### Directions for this task:
In the entries that follow, identify the line containing "Read out every word on this page." and return it together with all later lines, exactly as they appear.
━━━ Data extract ━━━
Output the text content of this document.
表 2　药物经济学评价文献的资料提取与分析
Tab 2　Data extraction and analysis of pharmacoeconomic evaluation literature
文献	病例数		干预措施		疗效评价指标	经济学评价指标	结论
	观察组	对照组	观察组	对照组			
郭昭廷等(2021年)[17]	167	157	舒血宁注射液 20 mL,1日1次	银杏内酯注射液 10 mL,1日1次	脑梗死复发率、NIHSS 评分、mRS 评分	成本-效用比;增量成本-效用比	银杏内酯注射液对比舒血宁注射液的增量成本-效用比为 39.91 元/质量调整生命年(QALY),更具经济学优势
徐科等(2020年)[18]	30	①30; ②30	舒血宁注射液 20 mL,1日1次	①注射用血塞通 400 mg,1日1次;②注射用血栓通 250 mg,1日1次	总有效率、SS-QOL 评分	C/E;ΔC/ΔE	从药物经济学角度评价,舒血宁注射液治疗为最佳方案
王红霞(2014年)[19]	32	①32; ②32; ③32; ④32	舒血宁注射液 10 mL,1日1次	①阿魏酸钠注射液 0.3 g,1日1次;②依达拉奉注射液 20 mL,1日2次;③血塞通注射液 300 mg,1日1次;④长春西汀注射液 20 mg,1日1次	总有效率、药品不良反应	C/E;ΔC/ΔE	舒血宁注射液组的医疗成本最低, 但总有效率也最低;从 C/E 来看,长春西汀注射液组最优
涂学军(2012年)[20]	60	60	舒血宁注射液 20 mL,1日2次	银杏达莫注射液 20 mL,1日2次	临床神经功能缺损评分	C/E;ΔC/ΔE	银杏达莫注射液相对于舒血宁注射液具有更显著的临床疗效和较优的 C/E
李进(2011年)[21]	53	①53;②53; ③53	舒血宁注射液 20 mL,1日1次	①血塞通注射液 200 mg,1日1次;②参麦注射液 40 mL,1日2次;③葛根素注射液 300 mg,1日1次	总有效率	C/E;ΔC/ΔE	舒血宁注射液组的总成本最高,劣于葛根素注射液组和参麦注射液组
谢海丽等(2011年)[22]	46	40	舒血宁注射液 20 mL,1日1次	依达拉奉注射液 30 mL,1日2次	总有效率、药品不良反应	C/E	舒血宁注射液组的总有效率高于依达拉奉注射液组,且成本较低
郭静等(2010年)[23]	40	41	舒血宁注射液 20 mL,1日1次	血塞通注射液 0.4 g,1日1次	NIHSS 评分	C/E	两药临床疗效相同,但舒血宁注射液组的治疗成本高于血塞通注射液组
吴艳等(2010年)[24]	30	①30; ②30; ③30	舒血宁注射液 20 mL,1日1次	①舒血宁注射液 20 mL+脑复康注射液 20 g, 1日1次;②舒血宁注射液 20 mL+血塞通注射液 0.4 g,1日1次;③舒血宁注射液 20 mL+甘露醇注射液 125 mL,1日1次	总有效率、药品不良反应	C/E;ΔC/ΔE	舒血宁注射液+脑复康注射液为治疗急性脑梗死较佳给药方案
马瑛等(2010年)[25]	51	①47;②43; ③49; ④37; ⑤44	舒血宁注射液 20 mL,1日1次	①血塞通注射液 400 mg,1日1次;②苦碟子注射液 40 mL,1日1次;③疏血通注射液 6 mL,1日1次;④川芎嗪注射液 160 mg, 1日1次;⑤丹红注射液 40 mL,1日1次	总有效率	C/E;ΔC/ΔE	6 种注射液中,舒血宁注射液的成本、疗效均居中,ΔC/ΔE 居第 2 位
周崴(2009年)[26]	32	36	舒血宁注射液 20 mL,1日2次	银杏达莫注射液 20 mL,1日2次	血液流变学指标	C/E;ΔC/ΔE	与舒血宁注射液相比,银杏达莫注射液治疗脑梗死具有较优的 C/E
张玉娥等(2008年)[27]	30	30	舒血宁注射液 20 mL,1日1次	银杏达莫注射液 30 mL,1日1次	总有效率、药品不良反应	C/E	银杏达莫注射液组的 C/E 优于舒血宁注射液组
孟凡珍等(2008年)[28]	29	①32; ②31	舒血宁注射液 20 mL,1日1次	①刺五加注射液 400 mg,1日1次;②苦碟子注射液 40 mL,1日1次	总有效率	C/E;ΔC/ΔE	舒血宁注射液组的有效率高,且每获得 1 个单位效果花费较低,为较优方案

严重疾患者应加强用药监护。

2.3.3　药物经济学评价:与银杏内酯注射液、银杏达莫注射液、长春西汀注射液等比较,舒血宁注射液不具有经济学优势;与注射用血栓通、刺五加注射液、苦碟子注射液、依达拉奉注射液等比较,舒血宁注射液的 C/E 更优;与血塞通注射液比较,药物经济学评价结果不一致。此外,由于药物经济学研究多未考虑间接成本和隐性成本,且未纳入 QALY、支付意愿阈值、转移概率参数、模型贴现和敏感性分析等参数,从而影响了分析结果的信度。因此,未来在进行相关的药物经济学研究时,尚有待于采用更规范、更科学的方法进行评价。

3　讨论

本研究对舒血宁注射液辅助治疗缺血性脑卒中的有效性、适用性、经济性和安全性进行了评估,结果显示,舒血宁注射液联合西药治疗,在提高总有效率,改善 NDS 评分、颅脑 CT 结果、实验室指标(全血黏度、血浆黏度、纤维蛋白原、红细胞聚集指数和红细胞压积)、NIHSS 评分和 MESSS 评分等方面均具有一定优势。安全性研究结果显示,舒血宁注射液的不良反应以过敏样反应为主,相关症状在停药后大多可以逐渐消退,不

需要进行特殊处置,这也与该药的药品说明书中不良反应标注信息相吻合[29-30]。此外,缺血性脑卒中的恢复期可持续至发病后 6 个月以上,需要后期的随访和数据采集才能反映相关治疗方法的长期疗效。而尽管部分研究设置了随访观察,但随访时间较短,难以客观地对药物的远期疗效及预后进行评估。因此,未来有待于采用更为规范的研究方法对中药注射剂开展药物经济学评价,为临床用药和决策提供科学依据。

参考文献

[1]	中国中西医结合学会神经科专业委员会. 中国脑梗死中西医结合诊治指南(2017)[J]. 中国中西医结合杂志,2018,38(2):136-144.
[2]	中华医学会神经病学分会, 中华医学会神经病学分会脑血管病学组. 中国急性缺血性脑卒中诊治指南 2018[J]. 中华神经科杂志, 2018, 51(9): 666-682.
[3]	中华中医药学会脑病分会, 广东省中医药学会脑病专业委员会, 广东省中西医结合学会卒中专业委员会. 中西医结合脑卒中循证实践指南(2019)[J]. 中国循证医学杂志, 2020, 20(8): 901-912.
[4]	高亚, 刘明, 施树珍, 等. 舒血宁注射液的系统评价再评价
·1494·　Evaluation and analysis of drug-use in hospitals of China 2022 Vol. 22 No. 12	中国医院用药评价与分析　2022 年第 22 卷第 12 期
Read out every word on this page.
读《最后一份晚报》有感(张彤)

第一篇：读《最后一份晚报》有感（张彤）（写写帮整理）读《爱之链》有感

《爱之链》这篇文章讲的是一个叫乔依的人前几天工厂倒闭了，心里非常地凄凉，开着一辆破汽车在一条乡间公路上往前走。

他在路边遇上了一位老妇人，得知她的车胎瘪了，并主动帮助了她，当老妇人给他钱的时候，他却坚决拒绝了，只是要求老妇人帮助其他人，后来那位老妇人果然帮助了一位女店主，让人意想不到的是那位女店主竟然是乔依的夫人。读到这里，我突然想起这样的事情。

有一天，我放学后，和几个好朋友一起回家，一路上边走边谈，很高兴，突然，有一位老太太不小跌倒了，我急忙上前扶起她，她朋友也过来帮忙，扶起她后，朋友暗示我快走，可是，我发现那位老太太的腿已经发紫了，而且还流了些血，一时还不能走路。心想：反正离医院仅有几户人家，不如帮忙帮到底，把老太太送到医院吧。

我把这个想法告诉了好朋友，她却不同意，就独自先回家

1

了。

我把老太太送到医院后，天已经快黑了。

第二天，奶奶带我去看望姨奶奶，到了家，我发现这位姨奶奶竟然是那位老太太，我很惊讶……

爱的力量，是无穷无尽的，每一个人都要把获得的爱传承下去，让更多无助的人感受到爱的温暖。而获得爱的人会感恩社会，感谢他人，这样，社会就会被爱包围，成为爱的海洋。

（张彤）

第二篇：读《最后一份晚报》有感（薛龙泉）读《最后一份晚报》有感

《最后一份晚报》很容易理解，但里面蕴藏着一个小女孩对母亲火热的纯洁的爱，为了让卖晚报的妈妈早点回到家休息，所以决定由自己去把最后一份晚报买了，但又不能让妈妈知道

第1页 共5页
━━━
### Task response:
Read out every word on this page.
读《最后一份晚报》有感(张彤)

第一篇：读《最后一份晚报》有感（张彤）（写写帮整理）读《爱之链》有感

《爱之链》这篇文章讲的是一个叫乔依的人前几天工厂倒闭了，心里非常地凄凉，开着一辆破汽车在一条乡间公路上往前走。

他在路边遇上了一位老妇人，得知她的车胎瘪了，并主动帮助了她，当老妇人给他钱的时候，他却坚决拒绝了，只是要求老妇人帮助其他人，后来那位老妇人果然帮助了一位女店主，让人意想不到的是那位女店主竟然是乔依的夫人。读到这里，我突然想起这样的事情。

有一天，我放学后，和几个好朋友一起回家，一路上边走边谈，很高兴，突然，有一位老太太不小跌倒了，我急忙上前扶起她，她朋友也过来帮忙，扶起她后，朋友暗示我快走，可是，我发现那位老太太的腿已经发紫了，而且还流了些血，一时还不能走路。心想：反正离医院仅有几户人家，不如帮忙帮到底，把老太太送到医院吧。

我把这个想法告诉了好朋友，她却不同意，就独自先回家

1

了。

我把老太太送到医院后，天已经快黑了。

第二天，奶奶带我去看望姨奶奶，到了家，我发现这位姨奶奶竟然是那位老太太，我很惊讶……

爱的力量，是无穷无尽的，每一个人都要把获得的爱传承下去，让更多无助的人感受到爱的温暖。而获得爱的人会感恩社会，感谢他人，这样，社会就会被爱包围，成为爱的海洋。

（张彤）

第二篇：读《最后一份晚报》有感（薛龙泉）读《最后一份晚报》有感

《最后一份晚报》很容易理解，但里面蕴藏着一个小女孩对母亲火热的纯洁的爱，为了让卖晚报的妈妈早点回到家休息，所以决定由自己去把最后一份晚报买了，但又不能让妈妈知道

第1页 共5页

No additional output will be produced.